**Your instructions**
Show each line in the entries below that contains the string "Watch". The match is case-sensitive.

+++ Data supplied

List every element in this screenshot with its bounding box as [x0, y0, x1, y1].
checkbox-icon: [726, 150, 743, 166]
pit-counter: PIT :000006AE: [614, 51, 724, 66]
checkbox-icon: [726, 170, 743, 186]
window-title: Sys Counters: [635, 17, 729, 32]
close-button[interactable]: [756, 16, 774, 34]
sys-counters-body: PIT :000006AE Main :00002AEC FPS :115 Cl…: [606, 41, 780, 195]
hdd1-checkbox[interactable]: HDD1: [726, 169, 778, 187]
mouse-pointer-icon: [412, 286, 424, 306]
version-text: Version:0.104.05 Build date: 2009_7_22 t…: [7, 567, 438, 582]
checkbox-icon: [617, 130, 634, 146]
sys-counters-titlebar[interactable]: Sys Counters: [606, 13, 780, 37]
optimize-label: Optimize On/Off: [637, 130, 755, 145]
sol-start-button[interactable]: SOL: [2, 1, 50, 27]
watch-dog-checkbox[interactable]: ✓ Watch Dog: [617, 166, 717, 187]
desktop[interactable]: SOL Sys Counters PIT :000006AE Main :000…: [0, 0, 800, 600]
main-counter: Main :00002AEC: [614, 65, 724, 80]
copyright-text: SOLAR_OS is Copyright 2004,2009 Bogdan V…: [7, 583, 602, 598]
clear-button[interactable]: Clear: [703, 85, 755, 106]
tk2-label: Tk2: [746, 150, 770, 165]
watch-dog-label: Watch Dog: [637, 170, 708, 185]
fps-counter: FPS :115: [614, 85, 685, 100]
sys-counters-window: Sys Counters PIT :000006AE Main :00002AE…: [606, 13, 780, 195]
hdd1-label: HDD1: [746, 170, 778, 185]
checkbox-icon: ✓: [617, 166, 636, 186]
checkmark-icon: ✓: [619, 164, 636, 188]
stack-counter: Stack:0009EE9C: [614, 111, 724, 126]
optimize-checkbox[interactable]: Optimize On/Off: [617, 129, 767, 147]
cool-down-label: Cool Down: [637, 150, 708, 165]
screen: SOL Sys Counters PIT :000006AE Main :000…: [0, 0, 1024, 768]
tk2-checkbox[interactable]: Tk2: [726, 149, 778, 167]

++++++

**Answer in full**
watch-dog-checkbox[interactable]: ✓ Watch Dog: [617, 166, 717, 187]
watch-dog-label: Watch Dog: [637, 170, 708, 185]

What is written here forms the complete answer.